Data for this exercise:
(begin)
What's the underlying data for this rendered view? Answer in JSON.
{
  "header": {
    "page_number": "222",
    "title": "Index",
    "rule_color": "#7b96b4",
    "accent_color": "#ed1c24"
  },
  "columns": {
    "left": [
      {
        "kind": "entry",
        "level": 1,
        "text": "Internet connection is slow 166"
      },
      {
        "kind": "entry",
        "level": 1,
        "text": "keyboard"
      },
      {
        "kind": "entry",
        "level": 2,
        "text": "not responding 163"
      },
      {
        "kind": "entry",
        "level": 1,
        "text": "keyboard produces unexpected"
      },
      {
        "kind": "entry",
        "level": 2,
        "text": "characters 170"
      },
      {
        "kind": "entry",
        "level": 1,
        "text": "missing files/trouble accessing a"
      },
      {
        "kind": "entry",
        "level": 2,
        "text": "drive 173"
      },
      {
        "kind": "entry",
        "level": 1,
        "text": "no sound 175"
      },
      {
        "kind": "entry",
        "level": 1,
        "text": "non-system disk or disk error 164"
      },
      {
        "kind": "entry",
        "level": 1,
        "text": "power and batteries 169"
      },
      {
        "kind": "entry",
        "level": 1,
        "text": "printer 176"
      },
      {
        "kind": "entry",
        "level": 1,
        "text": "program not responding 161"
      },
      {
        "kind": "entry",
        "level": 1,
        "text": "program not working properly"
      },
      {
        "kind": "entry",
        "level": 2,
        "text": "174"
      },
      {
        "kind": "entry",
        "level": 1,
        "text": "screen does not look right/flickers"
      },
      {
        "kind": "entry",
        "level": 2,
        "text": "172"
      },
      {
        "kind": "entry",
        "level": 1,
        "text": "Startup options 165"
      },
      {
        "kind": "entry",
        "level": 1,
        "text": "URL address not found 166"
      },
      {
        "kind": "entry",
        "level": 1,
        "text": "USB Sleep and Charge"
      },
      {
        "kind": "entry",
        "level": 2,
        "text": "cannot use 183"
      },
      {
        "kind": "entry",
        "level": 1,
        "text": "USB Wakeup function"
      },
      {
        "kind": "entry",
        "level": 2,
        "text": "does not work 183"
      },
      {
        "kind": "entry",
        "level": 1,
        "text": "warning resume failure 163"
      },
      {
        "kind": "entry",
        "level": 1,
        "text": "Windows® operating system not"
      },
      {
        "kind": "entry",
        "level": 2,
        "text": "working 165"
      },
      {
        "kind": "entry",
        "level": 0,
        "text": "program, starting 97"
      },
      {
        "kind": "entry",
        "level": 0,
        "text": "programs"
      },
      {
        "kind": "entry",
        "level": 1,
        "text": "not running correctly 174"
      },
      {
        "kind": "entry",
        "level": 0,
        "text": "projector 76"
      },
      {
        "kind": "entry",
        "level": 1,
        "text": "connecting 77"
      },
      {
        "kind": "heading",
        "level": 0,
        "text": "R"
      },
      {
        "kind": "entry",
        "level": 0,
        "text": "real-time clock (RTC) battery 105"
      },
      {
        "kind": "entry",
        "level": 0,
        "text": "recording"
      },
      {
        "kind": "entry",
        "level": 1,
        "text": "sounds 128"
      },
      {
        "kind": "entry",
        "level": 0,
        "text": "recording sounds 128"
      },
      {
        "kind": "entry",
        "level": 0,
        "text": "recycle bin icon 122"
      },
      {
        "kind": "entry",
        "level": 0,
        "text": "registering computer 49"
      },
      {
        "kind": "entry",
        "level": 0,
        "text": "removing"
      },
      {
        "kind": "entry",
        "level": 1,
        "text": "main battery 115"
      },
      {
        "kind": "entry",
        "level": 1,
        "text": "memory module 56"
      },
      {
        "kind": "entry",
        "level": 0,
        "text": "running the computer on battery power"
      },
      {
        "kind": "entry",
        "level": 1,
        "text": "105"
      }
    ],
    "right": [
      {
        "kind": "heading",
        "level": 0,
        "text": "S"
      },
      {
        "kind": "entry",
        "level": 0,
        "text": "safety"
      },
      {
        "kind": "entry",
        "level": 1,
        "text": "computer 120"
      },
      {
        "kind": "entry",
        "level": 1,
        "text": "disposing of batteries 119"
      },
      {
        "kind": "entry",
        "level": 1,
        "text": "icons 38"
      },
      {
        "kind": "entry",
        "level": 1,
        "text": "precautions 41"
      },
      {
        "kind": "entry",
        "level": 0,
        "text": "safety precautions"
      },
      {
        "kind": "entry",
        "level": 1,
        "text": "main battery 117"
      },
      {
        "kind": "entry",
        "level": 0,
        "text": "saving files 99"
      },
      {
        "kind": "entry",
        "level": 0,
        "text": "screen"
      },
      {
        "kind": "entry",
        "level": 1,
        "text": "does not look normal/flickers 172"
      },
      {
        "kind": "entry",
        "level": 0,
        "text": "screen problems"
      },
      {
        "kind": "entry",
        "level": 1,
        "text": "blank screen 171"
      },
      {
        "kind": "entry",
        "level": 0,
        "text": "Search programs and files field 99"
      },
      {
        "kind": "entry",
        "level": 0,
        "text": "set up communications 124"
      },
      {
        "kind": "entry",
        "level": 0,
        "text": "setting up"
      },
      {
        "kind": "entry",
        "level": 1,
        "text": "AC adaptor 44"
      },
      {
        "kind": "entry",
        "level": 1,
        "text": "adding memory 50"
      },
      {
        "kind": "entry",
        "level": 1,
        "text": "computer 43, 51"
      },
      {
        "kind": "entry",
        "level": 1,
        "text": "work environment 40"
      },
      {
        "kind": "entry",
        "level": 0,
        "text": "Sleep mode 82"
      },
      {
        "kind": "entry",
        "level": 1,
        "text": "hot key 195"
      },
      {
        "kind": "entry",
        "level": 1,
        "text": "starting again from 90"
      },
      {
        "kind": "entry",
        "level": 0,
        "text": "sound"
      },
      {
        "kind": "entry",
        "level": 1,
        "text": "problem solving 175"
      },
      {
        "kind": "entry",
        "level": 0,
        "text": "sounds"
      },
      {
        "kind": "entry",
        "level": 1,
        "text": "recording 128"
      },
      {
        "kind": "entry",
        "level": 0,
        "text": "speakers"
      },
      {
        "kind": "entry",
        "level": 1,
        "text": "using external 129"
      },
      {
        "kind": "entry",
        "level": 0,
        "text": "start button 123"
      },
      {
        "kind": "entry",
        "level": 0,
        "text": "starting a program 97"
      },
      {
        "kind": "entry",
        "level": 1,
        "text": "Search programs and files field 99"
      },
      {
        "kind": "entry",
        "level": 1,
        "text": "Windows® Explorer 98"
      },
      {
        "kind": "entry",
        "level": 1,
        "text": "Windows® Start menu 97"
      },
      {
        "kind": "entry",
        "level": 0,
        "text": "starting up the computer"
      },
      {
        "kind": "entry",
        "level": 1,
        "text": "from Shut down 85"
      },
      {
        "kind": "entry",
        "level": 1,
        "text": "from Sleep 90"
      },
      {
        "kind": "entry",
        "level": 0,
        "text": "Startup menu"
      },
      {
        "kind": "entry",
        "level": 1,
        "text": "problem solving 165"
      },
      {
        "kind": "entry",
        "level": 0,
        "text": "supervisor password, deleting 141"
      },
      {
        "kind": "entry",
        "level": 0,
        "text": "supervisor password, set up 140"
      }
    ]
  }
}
(end)
Exercise goal: Each line that contains the string "battery" counts once; report how many such lines the entries have, giving only the number.

Output: 4